= EXTRACT =
+===+

Get Pre-Approved For Your Car Loan Apply Now
what is msrp
Blog Car Finance

Nov 21, 2025

What Is MSRP? Why It’s Important to Know Before Buying a Car

Most of the time when we buy something at a store, we know what that item will cost: the price on the tag plus any applicable sales taxes.

But the automotive industry has an unfortunate reputation for advertising a price for a new vehicle and then adding fees that can inflate the purchase price by thousands of dollars.

In recent years, some provincial governments have introduced regulations requiring car manufacturers and their dealers to advertise “all-in” pricing that gives consumers a better idea of a vehicle’s true purchase price.

Still, some unscrupulous car dealers may try to charge you extra by installing accessories you didn’t ask for, or by inflating legitimate fees for registering and licensing the vehicle in your name.

With some basic knowledge about how car pricing works and what MSRP represents, you’ll be able to negotiate your next car or truck purchase with confidence, knowing you’re getting what you paid for at a fair price, without paying too much. If selling or trading in your current vehicle, here's how to know what your vehicle is worth.

What does MSRP mean & how does it differ from base price?

MSRP is an abbreviation for “manufacturer’s suggested retail price” – the price the automaker suggests its dealers ask for the vehicle in question. Automakers determine this suggested price by factoring in production costs (raw materials, labor, etc.), marketing strategy, and desired profit margins, while also considering overall market demand and competition.

Because most automakers and brands sell vehicles through the traditional dealership model, the dealer acts as a third party: They buy vehicles from the manufacturer at one price, and then sell them on to consumers at the MSRP, which is higher. The idea is that the dealer makes a profit on each car it sells.

Car dealerships’ MSRP vs base price

A vehicle’s base price (or base MSRP) is the cost of the most basic version of a model, without any optional features or upgrades. If you choose a higher trim level or add extra options with more features, the MSRP will increase accordingly. For example, the base model of a car might have an MSRP of $25,000, but a fully-loaded version of the same car could have an MSRP of $30,000 or more once all the additional features are included. In other words, the MSRP for a specific vehicle equals the base price plus the cost of any factory-installed options or packages (these prices are usually listed on the manufacturer’s website).

That final MSRP is what you’ll see on the car’s window sticker (hence the term “sticker price”). It represents the manufacturer’s recommended selling price (list price) for that particular vehicle configuration. In practical terms, the MSRP serves as a starting point for your car purchase – it’s the list price that you can use as a reference, but it’s not necessarily what you will end up paying after negotiations.

+===+

= BRIEF A =
Please find every line in the listing below that contains the word "Polygon", and copy each of those lines.

= THE DATA =
+===+

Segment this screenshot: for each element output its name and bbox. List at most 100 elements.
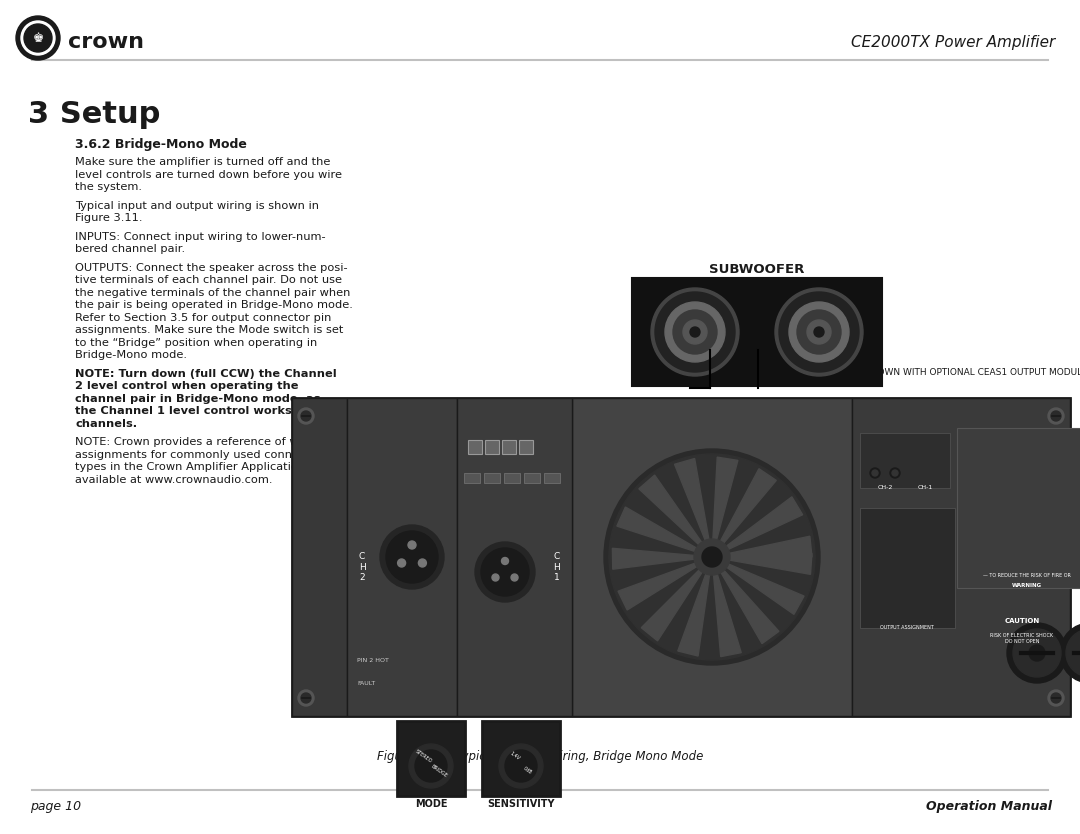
Bar — [632, 278, 882, 386]
Polygon shape — [712, 469, 777, 557]
Text: CE2000TX Power Amplifier: CE2000TX Power Amplifier — [851, 34, 1055, 49]
Text: channel pair in Bridge-Mono mode, as: channel pair in Bridge-Mono mode, as — [75, 394, 321, 404]
Circle shape — [24, 24, 52, 52]
Text: the pair is being operated in Bridge-Mono mode.: the pair is being operated in Bridge-Mon… — [75, 300, 353, 310]
Circle shape — [298, 408, 314, 424]
Text: Operation Manual: Operation Manual — [926, 800, 1052, 813]
Circle shape — [1048, 690, 1064, 706]
Bar — [347, 398, 457, 716]
Text: CH-1: CH-1 — [917, 485, 933, 490]
Text: Typical input and output wiring is shown in: Typical input and output wiring is shown… — [75, 200, 319, 210]
Text: OUTPUT ASSIGNMENT: OUTPUT ASSIGNMENT — [880, 625, 934, 630]
Circle shape — [1007, 623, 1067, 683]
Text: the negative terminals of the channel pair when: the negative terminals of the channel pa… — [75, 288, 350, 298]
Circle shape — [481, 548, 529, 596]
Text: CAUTION: CAUTION — [1004, 618, 1040, 624]
Bar — [484, 473, 500, 483]
Text: available at www.crownaudio.com.: available at www.crownaudio.com. — [75, 475, 272, 485]
Bar — [464, 473, 480, 483]
Circle shape — [1051, 411, 1061, 421]
Circle shape — [21, 21, 55, 55]
Bar — [544, 473, 561, 483]
Text: INPUTS: Connect input wiring to lower-num-: INPUTS: Connect input wiring to lower-nu… — [75, 232, 326, 242]
Bar — [482, 721, 561, 796]
Circle shape — [807, 320, 831, 344]
Text: the system.: the system. — [75, 182, 141, 192]
Circle shape — [301, 411, 311, 421]
Circle shape — [397, 559, 406, 567]
Circle shape — [1013, 629, 1061, 677]
Circle shape — [872, 470, 878, 476]
Circle shape — [690, 327, 700, 337]
Circle shape — [651, 288, 739, 376]
Bar — [292, 398, 1070, 716]
Text: channels.: channels. — [75, 419, 137, 429]
Text: FROM CINEMA PROCESSOR: FROM CINEMA PROCESSOR — [336, 406, 504, 416]
Text: page 10: page 10 — [30, 800, 81, 813]
Text: +: + — [746, 362, 770, 390]
Circle shape — [386, 531, 438, 583]
Polygon shape — [712, 457, 738, 557]
Circle shape — [16, 16, 60, 60]
Text: NOTE: Turn down (full CCW) the Channel: NOTE: Turn down (full CCW) the Channel — [75, 369, 337, 379]
Polygon shape — [617, 507, 712, 557]
Text: 3.6.2 Bridge-Mono Mode: 3.6.2 Bridge-Mono Mode — [75, 138, 247, 151]
Text: 0dB: 0dB — [522, 766, 532, 776]
Text: Figure 3.11   Typical System Wiring, Bridge Mono Mode: Figure 3.11 Typical System Wiring, Bridg… — [377, 750, 703, 763]
Text: types in the Crown Amplifier Application G: types in the Crown Amplifier Application… — [75, 462, 318, 472]
Circle shape — [301, 693, 311, 703]
Text: Figure 3.11.: Figure 3.11. — [75, 213, 143, 223]
Polygon shape — [712, 497, 802, 557]
Text: C
H
2: C H 2 — [359, 552, 365, 582]
Bar — [457, 398, 572, 716]
Text: the Channel 1 level control works both: the Channel 1 level control works both — [75, 406, 325, 416]
Text: ♚: ♚ — [32, 32, 43, 44]
Bar — [852, 398, 1070, 716]
Circle shape — [789, 302, 849, 362]
Text: crown: crown — [68, 32, 144, 52]
Bar — [292, 398, 347, 716]
Circle shape — [499, 744, 543, 788]
Polygon shape — [712, 557, 741, 656]
Text: STEREO: STEREO — [414, 748, 432, 764]
Bar — [957, 428, 1080, 588]
Polygon shape — [618, 557, 712, 610]
Text: SENSITIVITY: SENSITIVITY — [487, 799, 555, 809]
Circle shape — [797, 310, 841, 354]
Circle shape — [1051, 693, 1061, 703]
Circle shape — [501, 557, 509, 565]
Circle shape — [775, 288, 863, 376]
Text: SHOWN WITH OPTIONAL CEAS1 OUTPUT MODULE: SHOWN WITH OPTIONAL CEAS1 OUTPUT MODULE — [865, 368, 1080, 376]
Text: bered channel pair.: bered channel pair. — [75, 244, 185, 254]
Text: WARNING: WARNING — [1012, 583, 1042, 588]
Text: MODE: MODE — [415, 799, 447, 809]
Bar — [524, 473, 540, 483]
Text: BRIDGE: BRIDGE — [430, 764, 448, 778]
Text: SUBWOOFER: SUBWOOFER — [710, 263, 805, 276]
Polygon shape — [712, 557, 779, 644]
Text: C
H
1: C H 1 — [554, 552, 561, 582]
Bar — [860, 433, 950, 488]
Polygon shape — [712, 536, 812, 557]
Circle shape — [665, 302, 725, 362]
Text: Make sure the amplifier is turned off and the: Make sure the amplifier is turned off an… — [75, 157, 330, 167]
Text: PIN 2 HOT: PIN 2 HOT — [357, 658, 389, 663]
Circle shape — [492, 574, 499, 581]
Polygon shape — [712, 557, 804, 615]
Bar — [502, 440, 516, 454]
Text: to the “Bridge” position when operating in: to the “Bridge” position when operating … — [75, 338, 318, 348]
Circle shape — [298, 690, 314, 706]
Text: CH-2: CH-2 — [877, 485, 893, 490]
Text: FAULT: FAULT — [357, 681, 375, 686]
Circle shape — [418, 559, 427, 567]
Circle shape — [415, 750, 447, 782]
Text: Bridge-Mono mode.: Bridge-Mono mode. — [75, 350, 187, 360]
Circle shape — [1029, 645, 1045, 661]
Bar — [397, 721, 465, 796]
Text: assignments for commonly used connector: assignments for commonly used connector — [75, 450, 322, 460]
Text: Refer to Section 3.5 for output connector pin: Refer to Section 3.5 for output connecto… — [75, 313, 332, 323]
Polygon shape — [642, 557, 712, 641]
Bar — [468, 440, 482, 454]
Bar — [572, 398, 852, 716]
Text: 3 Setup: 3 Setup — [28, 100, 160, 129]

+===+

= BRIEF B =
According to the MSRP article above, what does the abbreviation MSRP stand for?

= WRITTEN RESPONSE A =
Polygon shape — [712, 469, 777, 557]
Polygon shape — [712, 457, 738, 557]
Polygon shape — [617, 507, 712, 557]
Polygon shape — [712, 497, 802, 557]
Polygon shape — [712, 557, 741, 656]
Polygon shape — [618, 557, 712, 610]
Polygon shape — [712, 557, 779, 644]
Polygon shape — [712, 536, 812, 557]
Polygon shape — [712, 557, 804, 615]
Polygon shape — [642, 557, 712, 641]

= WRITTEN RESPONSE B =
Manufacturer's suggested retail price.